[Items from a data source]
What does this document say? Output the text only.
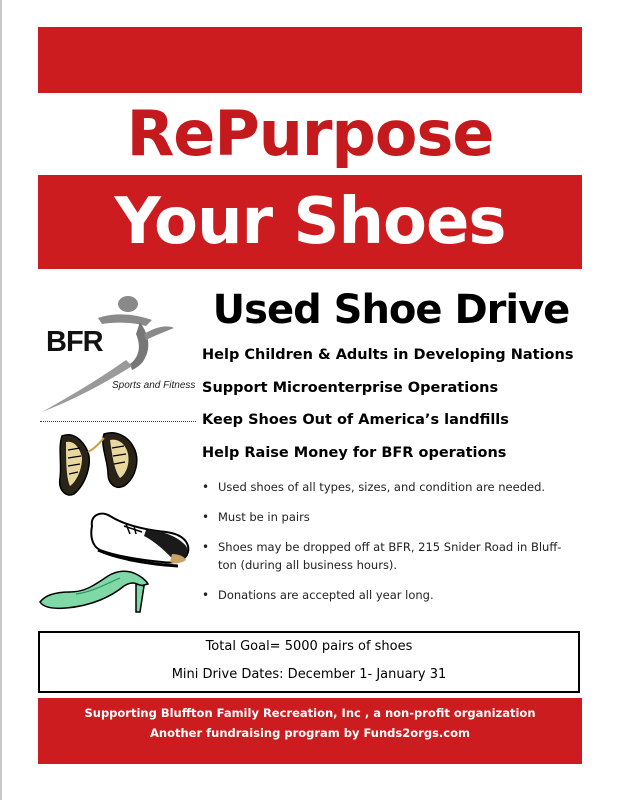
RePurpose
Your Shoes
BFR
Sports and Fitness
Used Shoe Drive
Help Children & Adults in Developing Nations
Support Microenterprise Operations
Keep Shoes Out of America’s landfills
Help Raise Money for BFR operations
• Used shoes of all types, sizes, and condition are needed.
• Must be in pairs
• Shoes may be dropped off at BFR, 215 Snider Road in Bluff-ton (during all business hours).
• Donations are accepted all year long.
Total Goal= 5000 pairs of shoes
Mini Drive Dates: December 1- January 31
Supporting Bluffton Family Recreation, Inc , a non-profit organization
Another fundraising program by Funds2orgs.com
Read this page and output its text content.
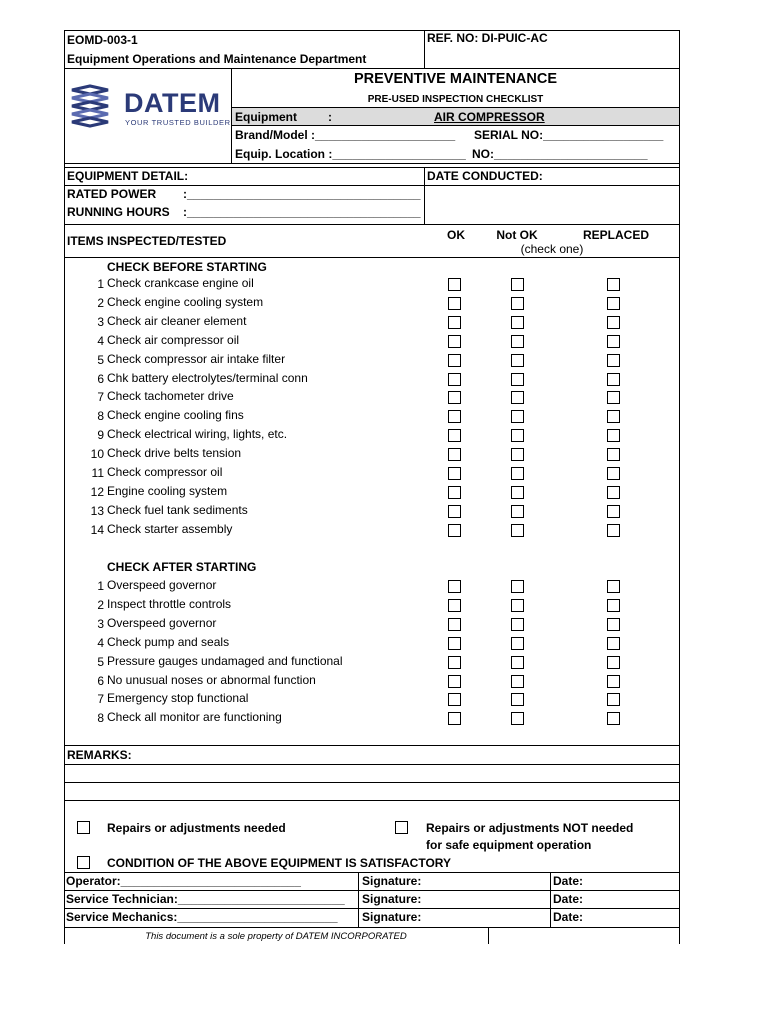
EOMD-003-1
Equipment Operations and Maintenance Department
REF. NO: DI-PUIC-AC
DATEM
YOUR TRUSTED BUILDER
PREVENTIVE MAINTENANCE
PRE-USED INSPECTION CHECKLIST
Equipment	:	AIR COMPRESSOR
Brand/Model :_____________________ SERIAL NO:__________________
Equip. Location :____________________ NO:_______________________
EQUIPMENT DETAIL:	DATE CONDUCTED:
RATED POWER :___________________________________
RUNNING HOURS :___________________________________
ITEMS INSPECTED/TESTED	OK	Not OK	REPLACED
(check one)
CHECK BEFORE STARTING
1 Check crankcase engine oil
2 Check engine cooling system
3 Check air cleaner element
4 Check air compressor oil
5 Check compressor air intake filter
6 Chk battery electrolytes/terminal conn
7 Check tachometer drive
8 Check engine cooling fins
9 Check electrical wiring, lights, etc.
10 Check drive belts tension
11 Check compressor oil
12 Engine cooling system
13 Check fuel tank sediments
14 Check starter assembly
CHECK AFTER STARTING
1 Overspeed governor
2 Inspect throttle controls
3 Overspeed governor
4 Check pump and seals
5 Pressure gauges undamaged and functional
6 No unusual noses or abnormal function
7 Emergency stop functional
8 Check all monitor are functioning
REMARKS:
Repairs or adjustments needed	Repairs or adjustments NOT needed
for safe equipment operation
CONDITION OF THE ABOVE EQUIPMENT IS SATISFACTORY
Operator:___________________________	Signature:	Date:
Service Technician:_________________________ Signature:	Date:
Service Mechanics:________________________ Signature:	Date:
This document is a sole property of DATEM INCORPORATED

• _OBJECTIVE_
Output the span from the line with "Read this page and output its text content." through the last line of the data, inclusive and exact, and omit every picture.

• _THE ANSWER_
Read this page and output its text content.
EOMD-003-1
Equipment Operations and Maintenance Department
REF. NO: DI-PUIC-AC
DATEM
YOUR TRUSTED BUILDER
PREVENTIVE MAINTENANCE
PRE-USED INSPECTION CHECKLIST
Equipment	:	AIR COMPRESSOR
Brand/Model :_____________________ SERIAL NO:__________________
Equip. Location :____________________ NO:_______________________
EQUIPMENT DETAIL:	DATE CONDUCTED:
RATED POWER :___________________________________
RUNNING HOURS :___________________________________
ITEMS INSPECTED/TESTED	OK	Not OK	REPLACED
(check one)
CHECK BEFORE STARTING
1 Check crankcase engine oil
2 Check engine cooling system
3 Check air cleaner element
4 Check air compressor oil
5 Check compressor air intake filter
6 Chk battery electrolytes/terminal conn
7 Check tachometer drive
8 Check engine cooling fins
9 Check electrical wiring, lights, etc.
10 Check drive belts tension
11 Check compressor oil
12 Engine cooling system
13 Check fuel tank sediments
14 Check starter assembly
CHECK AFTER STARTING
1 Overspeed governor
2 Inspect throttle controls
3 Overspeed governor
4 Check pump and seals
5 Pressure gauges undamaged and functional
6 No unusual noses or abnormal function
7 Emergency stop functional
8 Check all monitor are functioning
REMARKS:
Repairs or adjustments needed	Repairs or adjustments NOT needed
for safe equipment operation
CONDITION OF THE ABOVE EQUIPMENT IS SATISFACTORY
Operator:___________________________	Signature:	Date:
Service Technician:_________________________ Signature:	Date:
Service Mechanics:________________________ Signature:	Date:
This document is a sole property of DATEM INCORPORATED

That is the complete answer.